◆ Entries provided
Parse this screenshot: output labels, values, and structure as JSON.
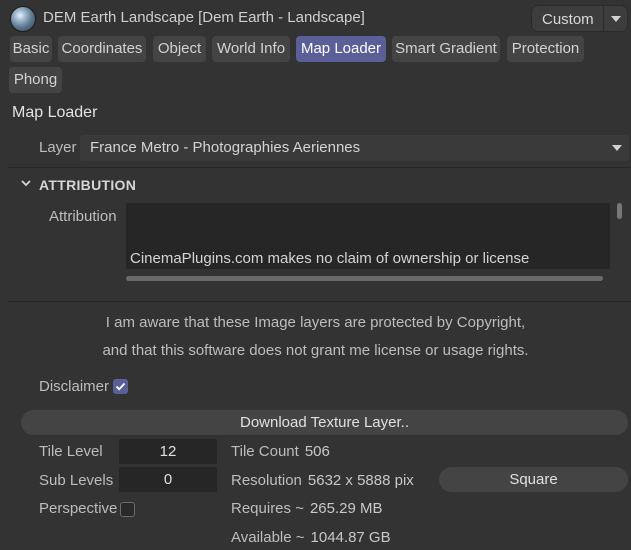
{
  "header": {
    "object_title": "DEM Earth Landscape [Dem Earth - Landscape]",
    "layout_select": "Custom"
  },
  "tabs": [
    "Basic",
    "Coordinates",
    "Object",
    "World Info",
    "Map Loader",
    "Smart Gradient",
    "Protection",
    "Phong"
  ],
  "active_tab": "Map Loader",
  "section_title": "Map Loader",
  "layer": {
    "label": "Layer",
    "value": "France Metro - Photographies Aeriennes"
  },
  "attribution_group": {
    "title": "ATTRIBUTION",
    "label": "Attribution",
    "text": "CinemaPlugins.com makes no claim of ownership or license"
  },
  "notice": {
    "line1": "I am aware that these Image layers are protected by Copyright,",
    "line2": "and that this software does not grant me license or usage rights."
  },
  "disclaimer": {
    "label": "Disclaimer",
    "checked": true
  },
  "download_button": "Download Texture Layer..",
  "tile_level": {
    "label": "Tile Level",
    "value": "12"
  },
  "sub_levels": {
    "label": "Sub Levels",
    "value": "0"
  },
  "perspective": {
    "label": "Perspective",
    "checked": false
  },
  "info": {
    "tile_count_label": "Tile Count",
    "tile_count_value": "506",
    "resolution_label": "Resolution",
    "resolution_value": "5632 x 5888 pix",
    "requires_label": "Requires ~",
    "requires_value": "265.29 MB",
    "available_label": "Available ~",
    "available_value": "1044.87 GB"
  },
  "square_button": "Square",
  "colors": {
    "background": "#333333",
    "accent": "#5a5f98",
    "field": "#262626"
  }
}
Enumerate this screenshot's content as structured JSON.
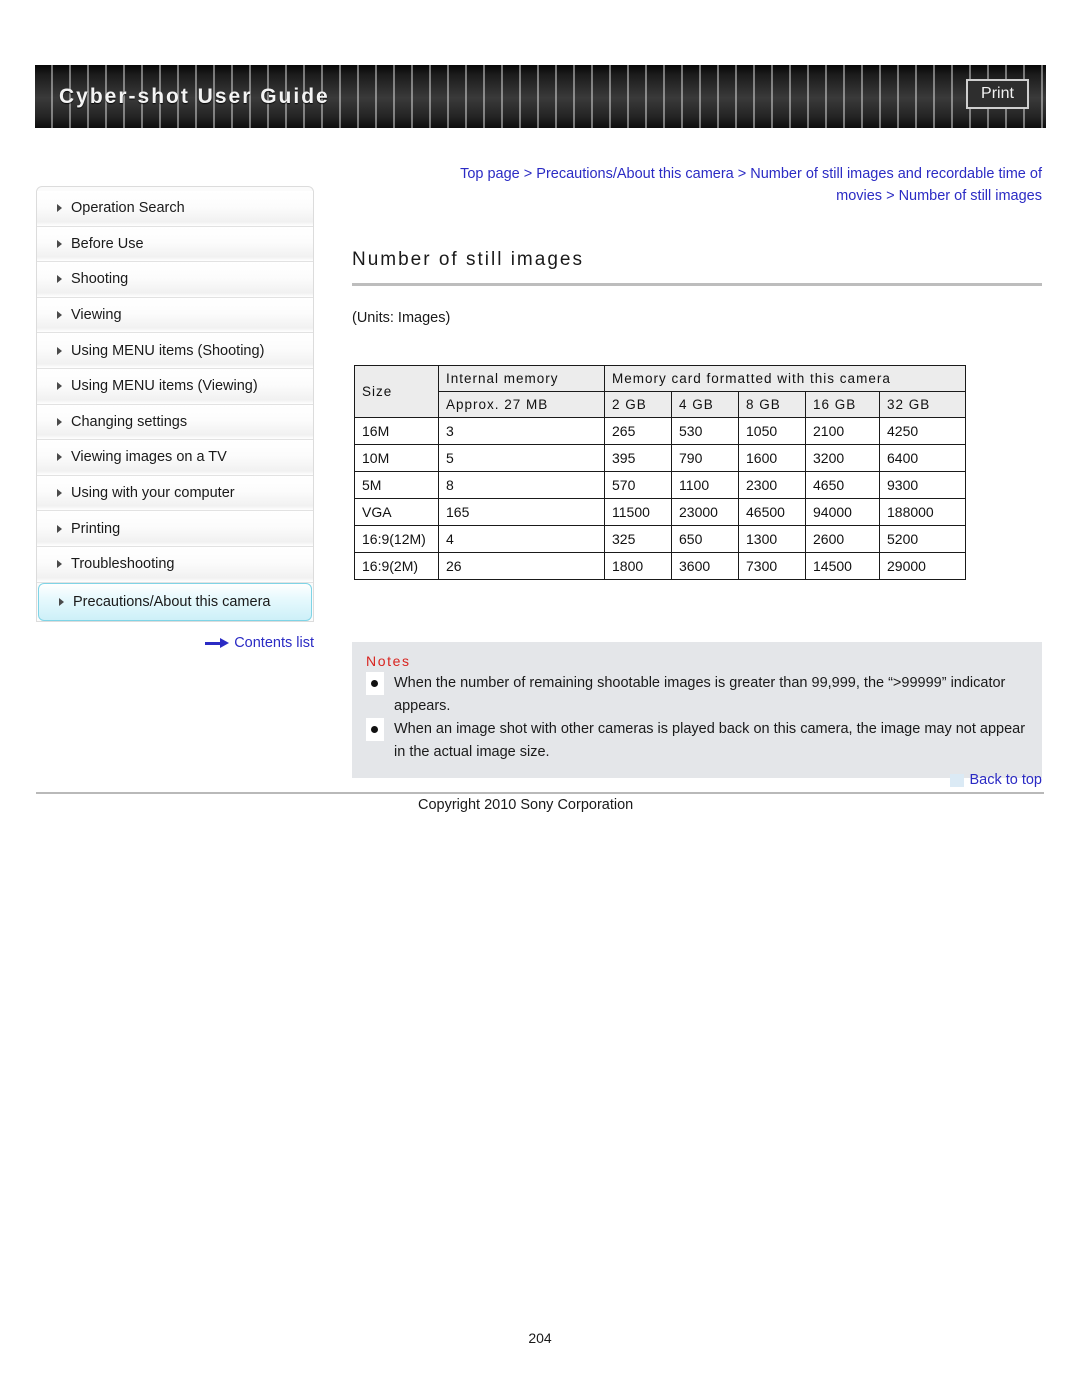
{
  "header": {
    "title": "Cyber-shot User Guide",
    "print_label": "Print"
  },
  "breadcrumb": {
    "line1": "Top page > Precautions/About this camera > Number of still images and recordable time of",
    "line2": "movies > Number of still images"
  },
  "sidebar": {
    "items": [
      {
        "label": "Operation Search",
        "active": false
      },
      {
        "label": "Before Use",
        "active": false
      },
      {
        "label": "Shooting",
        "active": false
      },
      {
        "label": "Viewing",
        "active": false
      },
      {
        "label": "Using MENU items (Shooting)",
        "active": false
      },
      {
        "label": "Using MENU items (Viewing)",
        "active": false
      },
      {
        "label": "Changing settings",
        "active": false
      },
      {
        "label": "Viewing images on a TV",
        "active": false
      },
      {
        "label": "Using with your computer",
        "active": false
      },
      {
        "label": "Printing",
        "active": false
      },
      {
        "label": "Troubleshooting",
        "active": false
      },
      {
        "label": "Precautions/About this camera",
        "active": true
      }
    ],
    "contents_list_label": "Contents list"
  },
  "main": {
    "page_title": "Number of still images",
    "units_label": "(Units: Images)",
    "table": {
      "header_size": "Size",
      "header_internal_memory": "Internal memory",
      "header_memory_card": "Memory card formatted with this camera",
      "header_internal_capacity": "Approx. 27 MB",
      "card_capacities": [
        "2 GB",
        "4 GB",
        "8 GB",
        "16 GB",
        "32 GB"
      ],
      "rows": [
        {
          "size": "16M",
          "internal": "3",
          "cards": [
            "265",
            "530",
            "1050",
            "2100",
            "4250"
          ]
        },
        {
          "size": "10M",
          "internal": "5",
          "cards": [
            "395",
            "790",
            "1600",
            "3200",
            "6400"
          ]
        },
        {
          "size": "5M",
          "internal": "8",
          "cards": [
            "570",
            "1100",
            "2300",
            "4650",
            "9300"
          ]
        },
        {
          "size": "VGA",
          "internal": "165",
          "cards": [
            "11500",
            "23000",
            "46500",
            "94000",
            "188000"
          ]
        },
        {
          "size": "16:9(12M)",
          "internal": "4",
          "cards": [
            "325",
            "650",
            "1300",
            "2600",
            "5200"
          ]
        },
        {
          "size": "16:9(2M)",
          "internal": "26",
          "cards": [
            "1800",
            "3600",
            "7300",
            "14500",
            "29000"
          ]
        }
      ]
    },
    "notes": {
      "title": "Notes",
      "items": [
        "When the number of remaining shootable images is greater than 99,999, the “>99999” indicator appears.",
        "When an image shot with other cameras is played back on this camera, the image may not appear in the actual image size."
      ]
    }
  },
  "footer": {
    "back_to_top_label": "Back to top",
    "copyright": "Copyright 2010 Sony Corporation",
    "page_number": "204"
  },
  "colors": {
    "link": "#2b2bc4",
    "notes_title": "#d8241f",
    "active_item_bg": "#cdf0f8",
    "table_header_bg": "#ececec",
    "notes_bg": "#e4e6e9"
  }
}
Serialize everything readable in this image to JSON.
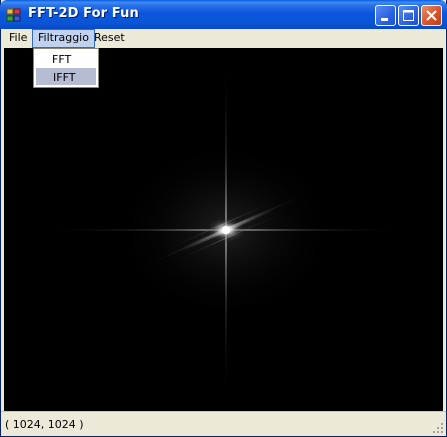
{
  "window": {
    "title": "FFT-2D For Fun"
  },
  "menu": {
    "file": "File",
    "filtraggio": "Filtraggio",
    "reset": "Reset"
  },
  "dropdown": {
    "items": [
      "FFT",
      "IFFT"
    ],
    "highlighted": "IFFT"
  },
  "statusbar": {
    "text": "( 1024, 1024 )"
  },
  "icons": {
    "app": "app-icon",
    "minimize": "minimize-icon",
    "maximize": "maximize-icon",
    "close": "close-icon",
    "grip": "resize-grip-icon"
  },
  "colors": {
    "titlebar": "#0a55d6",
    "menu_highlight": "#c1d2ee",
    "dropdown_highlight": "#b6bdd2",
    "canvas_bg": "#000000"
  }
}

◆ What to do
Drop the images and quote the entries word for word.

◆ Correct answer
Parse this screenshot: output labels, values, and structure as JSON.
{
  "header": {
    "object_title": "DEM Earth Landscape [Dem Earth - Landscape]",
    "layout_select": "Custom"
  },
  "tabs": [
    "Basic",
    "Coordinates",
    "Object",
    "World Info",
    "Map Loader",
    "Smart Gradient",
    "Protection",
    "Phong"
  ],
  "active_tab": "Map Loader",
  "section_title": "Map Loader",
  "layer": {
    "label": "Layer",
    "value": "France Metro - Photographies Aeriennes"
  },
  "attribution_group": {
    "title": "ATTRIBUTION",
    "label": "Attribution",
    "text": "CinemaPlugins.com makes no claim of ownership or license"
  },
  "notice": {
    "line1": "I am aware that these Image layers are protected by Copyright,",
    "line2": "and that this software does not grant me license or usage rights."
  },
  "disclaimer": {
    "label": "Disclaimer",
    "checked": true
  },
  "download_button": "Download Texture Layer..",
  "tile_level": {
    "label": "Tile Level",
    "value": "12"
  },
  "sub_levels": {
    "label": "Sub Levels",
    "value": "0"
  },
  "perspective": {
    "label": "Perspective",
    "checked": false
  },
  "info": {
    "tile_count_label": "Tile Count",
    "tile_count_value": "506",
    "resolution_label": "Resolution",
    "resolution_value": "5632 x 5888 pix",
    "requires_label": "Requires ~",
    "requires_value": "265.29 MB",
    "available_label": "Available ~",
    "available_value": "1044.87 GB"
  },
  "square_button": "Square",
  "colors": {
    "background": "#333333",
    "accent": "#5a5f98",
    "field": "#262626"
  }
}
Enumerate this screenshot's content as structured JSON.
{
  "header": {
    "title": "Cyber-shot User Guide",
    "print_label": "Print"
  },
  "breadcrumb": {
    "line1": "Top page > Precautions/About this camera > Number of still images and recordable time of",
    "line2": "movies > Number of still images"
  },
  "sidebar": {
    "items": [
      {
        "label": "Operation Search",
        "active": false
      },
      {
        "label": "Before Use",
        "active": false
      },
      {
        "label": "Shooting",
        "active": false
      },
      {
        "label": "Viewing",
        "active": false
      },
      {
        "label": "Using MENU items (Shooting)",
        "active": false
      },
      {
        "label": "Using MENU items (Viewing)",
        "active": false
      },
      {
        "label": "Changing settings",
        "active": false
      },
      {
        "label": "Viewing images on a TV",
        "active": false
      },
      {
        "label": "Using with your computer",
        "active": false
      },
      {
        "label": "Printing",
        "active": false
      },
      {
        "label": "Troubleshooting",
        "active": false
      },
      {
        "label": "Precautions/About this camera",
        "active": true
      }
    ],
    "contents_list_label": "Contents list"
  },
  "main": {
    "page_title": "Number of still images",
    "units_label": "(Units: Images)",
    "table": {
      "header_size": "Size",
      "header_internal_memory": "Internal memory",
      "header_memory_card": "Memory card formatted with this camera",
      "header_internal_capacity": "Approx. 27 MB",
      "card_capacities": [
        "2 GB",
        "4 GB",
        "8 GB",
        "16 GB",
        "32 GB"
      ],
      "rows": [
        {
          "size": "16M",
          "internal": "3",
          "cards": [
            "265",
            "530",
            "1050",
            "2100",
            "4250"
          ]
        },
        {
          "size": "10M",
          "internal": "5",
          "cards": [
            "395",
            "790",
            "1600",
            "3200",
            "6400"
          ]
        },
        {
          "size": "5M",
          "internal": "8",
          "cards": [
            "570",
            "1100",
            "2300",
            "4650",
            "9300"
          ]
        },
        {
          "size": "VGA",
          "internal": "165",
          "cards": [
            "11500",
            "23000",
            "46500",
            "94000",
            "188000"
          ]
        },
        {
          "size": "16:9(12M)",
          "internal": "4",
          "cards": [
            "325",
            "650",
            "1300",
            "2600",
            "5200"
          ]
        },
        {
          "size": "16:9(2M)",
          "internal": "26",
          "cards": [
            "1800",
            "3600",
            "7300",
            "14500",
            "29000"
          ]
        }
      ]
    },
    "notes": {
      "title": "Notes",
      "items": [
        "When the number of remaining shootable images is greater than 99,999, the “>99999” indicator appears.",
        "When an image shot with other cameras is played back on this camera, the image may not appear in the actual image size."
      ]
    }
  },
  "footer": {
    "back_to_top_label": "Back to top",
    "copyright": "Copyright 2010 Sony Corporation",
    "page_number": "204"
  },
  "colors": {
    "link": "#2b2bc4",
    "notes_title": "#d8241f",
    "active_item_bg": "#cdf0f8",
    "table_header_bg": "#ececec",
    "notes_bg": "#e4e6e9"
  }
}
Serialize everything readable in this image to JSON.
{
  "window": {
    "title": "FFT-2D For Fun"
  },
  "menu": {
    "file": "File",
    "filtraggio": "Filtraggio",
    "reset": "Reset"
  },
  "dropdown": {
    "items": [
      "FFT",
      "IFFT"
    ],
    "highlighted": "IFFT"
  },
  "statusbar": {
    "text": "( 1024, 1024 )"
  },
  "icons": {
    "app": "app-icon",
    "minimize": "minimize-icon",
    "maximize": "maximize-icon",
    "close": "close-icon",
    "grip": "resize-grip-icon"
  },
  "colors": {
    "titlebar": "#0a55d6",
    "menu_highlight": "#c1d2ee",
    "dropdown_highlight": "#b6bdd2",
    "canvas_bg": "#000000"
  }
}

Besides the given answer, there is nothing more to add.